**AIM OF THE TASK**
Repeat every record below exactly, omitting any pictures.

**RECORDS TO PROCESS**
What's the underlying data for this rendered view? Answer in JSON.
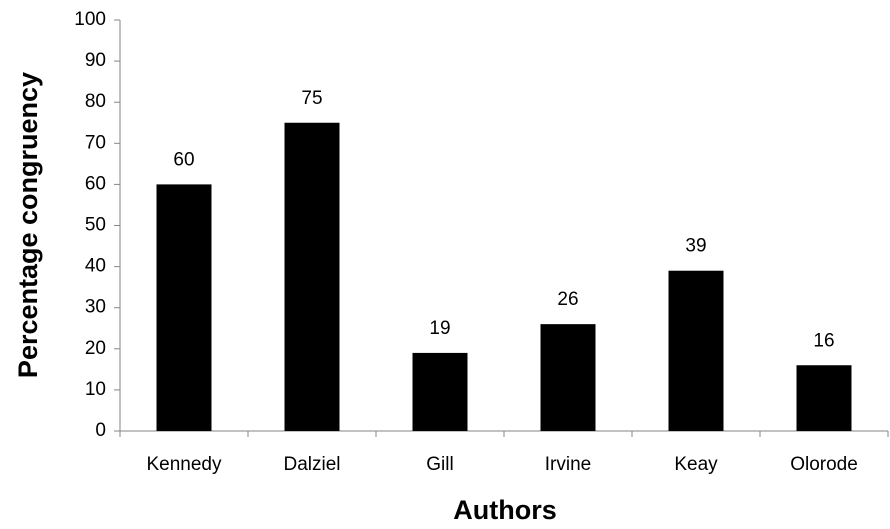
{
  "chart_data": {
    "type": "bar",
    "x_label": "Authors",
    "y_label": "Percentage congruency",
    "categories": [
      "Kennedy",
      "Dalziel",
      "Gill",
      "Irvine",
      "Keay",
      "Olorode"
    ],
    "values": [
      60,
      75,
      19,
      26,
      39,
      16
    ],
    "color": "#000000",
    "ylim": [
      0,
      100
    ],
    "yticks": [
      0,
      10,
      20,
      30,
      40,
      50,
      60,
      70,
      80,
      90,
      100
    ],
    "grid": false,
    "data_labels": true
  }
}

**CORRECT RESPONSE**
What's the underlying data for this rendered view? Answer in JSON.
{
  "chart_data": {
    "type": "bar",
    "x_label": "Authors",
    "y_label": "Percentage congruency",
    "categories": [
      "Kennedy",
      "Dalziel",
      "Gill",
      "Irvine",
      "Keay",
      "Olorode"
    ],
    "values": [
      60,
      75,
      19,
      26,
      39,
      16
    ],
    "color": "#000000",
    "ylim": [
      0,
      100
    ],
    "yticks": [
      0,
      10,
      20,
      30,
      40,
      50,
      60,
      70,
      80,
      90,
      100
    ],
    "grid": false,
    "data_labels": true
  }
}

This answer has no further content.